*Exercises:*
• a. Decide whether each statement agrees with the Python gzip question: (i) the Python 3 version works as expected, (ii) the Python 2.7 code connects to Redis on port 6380, (iii) the Python 2.7 code opens the GzipFile in mode "w". For each, answer yes or no and quote the deciding words from the text.
• b. Write the next part of the Python gzip question, starting right after its last sentence.

*Document extract:*
________________________
I'm trying to compress and encode my string using gGIP in python 2.7, I'm able to do that in Python 3 but I'm not getting same output in Python 2.7 version code:
Python 3:
import sys
import redis
import io import StringIO
import gzip
redisConn = redis.StrictRedis(host="127.0.0.1", port=6379, db=0)
myValue = "This is test data"
result = gzip.compress(myValue.encode())
redisConn.set("myKey", result)
Python 2.7:
import sys
import redis
import StringIO
import gzip
redisConn = redis.StrictRedis(host="127.0.0.1", port=6379, db=0)
myValue = "This is test data"
out = StringIO.StringIO()
gzip_s = gzip.GzipFile(fileobj=out, mode="w")
result = gzip_s.write(myValue.encode())
redisConn.set("myKey", result)
But Python 2.7 version code is breaking I'm getting an error: 'int' object has no attribute 'encode'
Can someone please help what's the equivalent code of Python 2.7 - my Python 3 version is working as expected.
Thanks for your help in advance.
________________________
(Data records)

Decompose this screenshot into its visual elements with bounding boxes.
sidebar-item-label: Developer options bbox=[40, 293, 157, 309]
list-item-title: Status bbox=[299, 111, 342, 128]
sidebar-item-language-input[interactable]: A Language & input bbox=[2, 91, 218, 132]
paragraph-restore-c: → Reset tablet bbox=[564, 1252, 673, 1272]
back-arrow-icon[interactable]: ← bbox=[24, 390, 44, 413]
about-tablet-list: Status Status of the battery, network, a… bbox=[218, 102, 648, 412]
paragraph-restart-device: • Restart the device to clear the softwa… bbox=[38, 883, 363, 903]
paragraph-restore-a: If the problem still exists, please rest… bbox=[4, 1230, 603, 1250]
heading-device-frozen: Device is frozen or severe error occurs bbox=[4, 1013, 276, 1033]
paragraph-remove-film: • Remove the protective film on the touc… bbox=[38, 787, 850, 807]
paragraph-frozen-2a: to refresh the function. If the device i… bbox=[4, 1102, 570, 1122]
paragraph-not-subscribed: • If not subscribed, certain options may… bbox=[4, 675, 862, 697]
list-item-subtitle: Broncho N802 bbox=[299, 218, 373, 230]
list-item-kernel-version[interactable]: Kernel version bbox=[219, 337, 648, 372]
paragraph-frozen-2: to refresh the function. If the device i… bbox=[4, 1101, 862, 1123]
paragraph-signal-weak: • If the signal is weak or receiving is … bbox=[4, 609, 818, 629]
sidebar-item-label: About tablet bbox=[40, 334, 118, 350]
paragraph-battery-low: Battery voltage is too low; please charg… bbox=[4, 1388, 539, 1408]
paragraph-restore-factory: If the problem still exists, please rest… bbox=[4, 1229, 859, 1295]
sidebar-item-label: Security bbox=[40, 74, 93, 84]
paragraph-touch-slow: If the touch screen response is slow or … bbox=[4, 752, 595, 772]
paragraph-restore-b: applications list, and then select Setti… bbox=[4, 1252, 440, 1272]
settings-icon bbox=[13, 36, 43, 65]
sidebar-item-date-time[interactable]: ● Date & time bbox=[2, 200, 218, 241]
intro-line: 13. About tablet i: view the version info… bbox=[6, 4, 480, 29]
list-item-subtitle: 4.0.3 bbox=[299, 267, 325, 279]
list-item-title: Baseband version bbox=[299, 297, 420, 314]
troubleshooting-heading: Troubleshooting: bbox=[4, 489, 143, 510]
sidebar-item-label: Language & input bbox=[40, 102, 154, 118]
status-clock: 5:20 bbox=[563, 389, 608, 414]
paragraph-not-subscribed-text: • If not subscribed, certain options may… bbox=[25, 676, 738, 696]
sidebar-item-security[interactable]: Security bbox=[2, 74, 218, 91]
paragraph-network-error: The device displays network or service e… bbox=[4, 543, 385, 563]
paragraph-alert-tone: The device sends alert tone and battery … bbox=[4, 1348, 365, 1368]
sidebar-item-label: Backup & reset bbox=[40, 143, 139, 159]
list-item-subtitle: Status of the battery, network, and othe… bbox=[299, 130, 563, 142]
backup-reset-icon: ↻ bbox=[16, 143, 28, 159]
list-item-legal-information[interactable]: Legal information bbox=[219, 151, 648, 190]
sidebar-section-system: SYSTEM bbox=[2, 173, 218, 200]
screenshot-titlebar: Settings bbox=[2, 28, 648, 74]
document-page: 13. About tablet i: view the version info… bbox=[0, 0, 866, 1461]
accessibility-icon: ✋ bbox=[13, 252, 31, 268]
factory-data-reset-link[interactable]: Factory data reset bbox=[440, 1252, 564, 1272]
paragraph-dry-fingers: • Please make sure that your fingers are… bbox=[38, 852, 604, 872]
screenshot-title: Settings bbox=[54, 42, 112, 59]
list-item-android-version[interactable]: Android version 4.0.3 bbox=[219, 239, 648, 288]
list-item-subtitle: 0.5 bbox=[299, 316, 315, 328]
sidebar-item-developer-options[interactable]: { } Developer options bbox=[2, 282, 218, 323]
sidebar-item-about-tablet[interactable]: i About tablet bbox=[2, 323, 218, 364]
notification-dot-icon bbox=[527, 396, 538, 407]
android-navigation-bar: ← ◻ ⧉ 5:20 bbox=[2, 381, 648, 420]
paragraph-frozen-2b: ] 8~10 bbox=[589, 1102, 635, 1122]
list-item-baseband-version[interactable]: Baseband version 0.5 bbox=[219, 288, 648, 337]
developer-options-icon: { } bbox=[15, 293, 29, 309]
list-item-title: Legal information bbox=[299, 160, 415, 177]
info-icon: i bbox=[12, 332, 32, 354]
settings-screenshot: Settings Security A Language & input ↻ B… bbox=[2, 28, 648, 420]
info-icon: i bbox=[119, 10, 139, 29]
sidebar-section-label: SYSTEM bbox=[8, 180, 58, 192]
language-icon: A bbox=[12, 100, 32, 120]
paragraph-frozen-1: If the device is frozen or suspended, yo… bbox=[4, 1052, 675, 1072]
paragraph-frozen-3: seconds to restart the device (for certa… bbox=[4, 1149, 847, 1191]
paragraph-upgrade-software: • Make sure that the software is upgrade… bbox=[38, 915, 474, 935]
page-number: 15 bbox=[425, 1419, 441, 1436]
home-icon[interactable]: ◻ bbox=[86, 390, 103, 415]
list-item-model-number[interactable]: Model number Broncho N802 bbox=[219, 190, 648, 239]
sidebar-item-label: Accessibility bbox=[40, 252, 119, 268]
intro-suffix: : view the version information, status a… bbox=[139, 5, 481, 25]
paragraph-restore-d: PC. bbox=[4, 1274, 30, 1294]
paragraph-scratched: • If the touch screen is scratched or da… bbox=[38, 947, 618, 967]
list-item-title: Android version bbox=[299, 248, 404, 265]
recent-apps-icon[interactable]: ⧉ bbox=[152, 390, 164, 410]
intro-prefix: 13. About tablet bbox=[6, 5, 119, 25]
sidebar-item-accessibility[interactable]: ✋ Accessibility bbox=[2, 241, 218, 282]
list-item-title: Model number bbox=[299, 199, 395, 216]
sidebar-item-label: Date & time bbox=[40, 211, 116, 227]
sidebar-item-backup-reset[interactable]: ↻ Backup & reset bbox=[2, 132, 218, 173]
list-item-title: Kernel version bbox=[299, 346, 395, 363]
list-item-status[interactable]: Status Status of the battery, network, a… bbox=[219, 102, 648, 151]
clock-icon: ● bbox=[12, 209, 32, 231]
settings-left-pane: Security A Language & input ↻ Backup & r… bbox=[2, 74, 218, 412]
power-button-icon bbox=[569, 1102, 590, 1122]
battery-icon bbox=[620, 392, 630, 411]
________________________
*Answers for each item:*
• a.
(i) Yes: "my Python 3 version is working as expected."
(ii) No: "redisConn = redis.StrictRedis(host="127.0.0.1", port=6379, db=0)"
(iii) Yes: "gzip_s = gzip.GzipFile(fileobj=out, mode="w")"

• b.
Python 2 doesn't make the distinction between strings and bytes (even if the gzip stream is open as binary like here). You can write strings in a binary stream without needing to encode it. It has some drawbacks but in your case just remove the .encode()
call:
gzip_s.write(myValue)
for a Python 2/3 agnostic code, I would simply do:
if bytes is str:
# python 2, no need to do anything
pass
else:
# python 3+: encode string as bytes
myValue = myValue.encode()
gzip_s.write(myValue)
EDIT: since you seem to issue a command redisConn.set("myKey", result)
, don't forget to call:
gzip_s.close()
before that, or it's not guaranteed that the file is fully flushed.